- _EXERCISE GOAL_: Report only the number of lines in this material that include "screenshot".

- _INFORMATION GIVEN_:
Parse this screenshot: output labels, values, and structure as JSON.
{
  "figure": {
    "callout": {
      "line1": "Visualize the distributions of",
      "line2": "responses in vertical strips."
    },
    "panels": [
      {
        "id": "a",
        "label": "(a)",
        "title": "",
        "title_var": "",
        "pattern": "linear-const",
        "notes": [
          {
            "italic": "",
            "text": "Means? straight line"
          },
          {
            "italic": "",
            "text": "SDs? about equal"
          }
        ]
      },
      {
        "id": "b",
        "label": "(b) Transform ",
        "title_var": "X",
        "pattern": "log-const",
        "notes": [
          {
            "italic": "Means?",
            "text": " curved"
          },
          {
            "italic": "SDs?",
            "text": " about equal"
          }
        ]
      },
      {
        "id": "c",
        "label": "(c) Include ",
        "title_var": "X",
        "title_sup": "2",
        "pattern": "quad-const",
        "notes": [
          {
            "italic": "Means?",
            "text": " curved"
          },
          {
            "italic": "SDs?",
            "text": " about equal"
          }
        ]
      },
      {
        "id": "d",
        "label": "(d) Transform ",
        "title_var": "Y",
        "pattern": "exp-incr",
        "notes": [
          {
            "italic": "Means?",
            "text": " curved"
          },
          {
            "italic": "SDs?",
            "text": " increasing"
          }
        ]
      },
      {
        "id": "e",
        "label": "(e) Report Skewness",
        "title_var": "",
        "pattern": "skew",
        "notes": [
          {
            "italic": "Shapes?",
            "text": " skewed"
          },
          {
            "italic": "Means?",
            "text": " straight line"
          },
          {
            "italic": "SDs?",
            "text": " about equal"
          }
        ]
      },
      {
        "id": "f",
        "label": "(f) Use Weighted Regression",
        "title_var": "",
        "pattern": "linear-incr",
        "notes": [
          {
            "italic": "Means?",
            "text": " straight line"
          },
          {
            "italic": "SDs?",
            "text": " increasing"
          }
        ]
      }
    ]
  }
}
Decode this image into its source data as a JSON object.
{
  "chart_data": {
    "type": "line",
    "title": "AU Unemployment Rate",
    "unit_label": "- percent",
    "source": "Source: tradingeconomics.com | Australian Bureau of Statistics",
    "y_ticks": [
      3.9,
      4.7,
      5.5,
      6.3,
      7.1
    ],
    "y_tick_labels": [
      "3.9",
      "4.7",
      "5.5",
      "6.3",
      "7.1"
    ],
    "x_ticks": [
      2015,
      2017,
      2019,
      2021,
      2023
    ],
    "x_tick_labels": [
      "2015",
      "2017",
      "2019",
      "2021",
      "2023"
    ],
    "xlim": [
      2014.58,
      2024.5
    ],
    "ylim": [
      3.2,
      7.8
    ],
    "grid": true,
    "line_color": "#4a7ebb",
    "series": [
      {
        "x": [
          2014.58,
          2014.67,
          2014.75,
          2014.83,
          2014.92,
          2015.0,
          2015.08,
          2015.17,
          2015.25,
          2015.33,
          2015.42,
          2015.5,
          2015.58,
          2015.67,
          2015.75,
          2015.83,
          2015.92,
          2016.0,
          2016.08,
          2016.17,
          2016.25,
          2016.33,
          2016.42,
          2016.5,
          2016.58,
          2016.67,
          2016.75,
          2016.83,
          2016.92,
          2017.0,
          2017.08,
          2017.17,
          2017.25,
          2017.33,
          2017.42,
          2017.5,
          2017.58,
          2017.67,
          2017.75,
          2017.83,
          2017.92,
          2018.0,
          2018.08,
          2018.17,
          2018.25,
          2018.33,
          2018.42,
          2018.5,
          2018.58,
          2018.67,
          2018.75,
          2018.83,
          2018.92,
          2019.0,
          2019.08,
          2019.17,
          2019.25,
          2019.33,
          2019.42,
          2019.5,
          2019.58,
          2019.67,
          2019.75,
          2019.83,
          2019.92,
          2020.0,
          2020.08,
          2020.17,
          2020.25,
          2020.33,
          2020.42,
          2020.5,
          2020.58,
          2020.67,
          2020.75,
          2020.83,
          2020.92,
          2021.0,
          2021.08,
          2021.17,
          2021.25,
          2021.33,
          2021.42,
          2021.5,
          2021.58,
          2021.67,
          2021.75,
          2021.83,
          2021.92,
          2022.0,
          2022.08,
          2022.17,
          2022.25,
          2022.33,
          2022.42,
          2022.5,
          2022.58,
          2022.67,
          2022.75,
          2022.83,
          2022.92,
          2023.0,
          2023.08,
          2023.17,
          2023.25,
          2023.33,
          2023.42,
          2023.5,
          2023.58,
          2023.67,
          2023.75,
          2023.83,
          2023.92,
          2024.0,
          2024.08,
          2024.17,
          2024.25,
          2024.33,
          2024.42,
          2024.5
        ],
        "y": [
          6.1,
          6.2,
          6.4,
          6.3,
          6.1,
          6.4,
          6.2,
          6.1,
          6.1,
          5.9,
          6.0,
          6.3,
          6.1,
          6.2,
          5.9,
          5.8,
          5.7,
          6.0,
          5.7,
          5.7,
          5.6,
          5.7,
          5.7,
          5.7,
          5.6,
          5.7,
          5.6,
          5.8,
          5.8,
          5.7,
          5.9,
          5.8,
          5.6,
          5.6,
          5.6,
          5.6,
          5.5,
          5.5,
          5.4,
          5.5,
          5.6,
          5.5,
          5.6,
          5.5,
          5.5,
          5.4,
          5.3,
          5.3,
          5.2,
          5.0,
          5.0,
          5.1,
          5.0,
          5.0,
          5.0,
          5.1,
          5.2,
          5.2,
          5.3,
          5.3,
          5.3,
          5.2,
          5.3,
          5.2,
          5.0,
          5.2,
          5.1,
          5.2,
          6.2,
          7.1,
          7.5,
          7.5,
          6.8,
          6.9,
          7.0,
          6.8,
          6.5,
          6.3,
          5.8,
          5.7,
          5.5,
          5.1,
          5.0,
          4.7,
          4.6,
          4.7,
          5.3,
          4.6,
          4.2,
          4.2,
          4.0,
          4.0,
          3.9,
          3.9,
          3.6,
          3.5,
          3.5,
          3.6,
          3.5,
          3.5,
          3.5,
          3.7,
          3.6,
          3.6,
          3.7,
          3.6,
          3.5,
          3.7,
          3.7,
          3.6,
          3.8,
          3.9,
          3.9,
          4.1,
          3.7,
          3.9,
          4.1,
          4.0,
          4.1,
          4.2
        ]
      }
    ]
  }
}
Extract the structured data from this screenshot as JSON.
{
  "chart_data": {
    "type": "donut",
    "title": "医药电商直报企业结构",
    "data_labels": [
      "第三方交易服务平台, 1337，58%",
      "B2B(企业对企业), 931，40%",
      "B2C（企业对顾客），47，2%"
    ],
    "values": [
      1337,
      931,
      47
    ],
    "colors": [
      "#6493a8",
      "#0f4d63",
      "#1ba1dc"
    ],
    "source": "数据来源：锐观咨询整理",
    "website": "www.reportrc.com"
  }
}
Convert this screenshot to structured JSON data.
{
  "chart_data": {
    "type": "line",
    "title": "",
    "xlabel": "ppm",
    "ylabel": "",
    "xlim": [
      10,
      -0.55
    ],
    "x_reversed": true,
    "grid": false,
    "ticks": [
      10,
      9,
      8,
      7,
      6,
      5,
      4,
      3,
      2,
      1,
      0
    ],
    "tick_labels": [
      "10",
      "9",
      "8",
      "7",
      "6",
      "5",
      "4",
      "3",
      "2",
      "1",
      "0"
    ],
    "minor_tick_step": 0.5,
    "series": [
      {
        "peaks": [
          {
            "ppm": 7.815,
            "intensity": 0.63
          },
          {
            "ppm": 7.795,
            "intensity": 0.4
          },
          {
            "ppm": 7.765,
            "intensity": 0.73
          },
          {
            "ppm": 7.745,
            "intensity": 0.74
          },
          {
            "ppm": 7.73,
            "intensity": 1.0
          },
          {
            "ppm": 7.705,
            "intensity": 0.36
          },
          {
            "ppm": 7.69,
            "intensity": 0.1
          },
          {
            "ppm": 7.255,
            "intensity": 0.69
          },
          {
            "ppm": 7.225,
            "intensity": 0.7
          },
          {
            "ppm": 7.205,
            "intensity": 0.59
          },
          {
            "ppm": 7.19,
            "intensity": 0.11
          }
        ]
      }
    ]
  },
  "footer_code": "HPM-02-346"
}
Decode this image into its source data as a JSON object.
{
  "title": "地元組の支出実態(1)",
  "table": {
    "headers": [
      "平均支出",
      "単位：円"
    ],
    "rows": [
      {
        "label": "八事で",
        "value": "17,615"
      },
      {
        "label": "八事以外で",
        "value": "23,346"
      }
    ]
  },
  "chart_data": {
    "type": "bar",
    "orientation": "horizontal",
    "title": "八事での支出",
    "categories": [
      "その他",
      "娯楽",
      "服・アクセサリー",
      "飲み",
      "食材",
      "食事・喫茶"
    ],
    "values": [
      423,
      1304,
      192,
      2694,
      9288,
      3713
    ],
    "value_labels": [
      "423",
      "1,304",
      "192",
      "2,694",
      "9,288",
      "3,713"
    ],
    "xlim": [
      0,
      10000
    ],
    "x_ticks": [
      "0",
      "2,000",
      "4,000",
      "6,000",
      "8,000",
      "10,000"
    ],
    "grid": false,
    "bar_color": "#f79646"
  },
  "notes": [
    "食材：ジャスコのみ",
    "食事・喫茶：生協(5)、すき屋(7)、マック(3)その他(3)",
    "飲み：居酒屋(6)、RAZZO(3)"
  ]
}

- _SOLUTION TO THE EXERCISE_: 3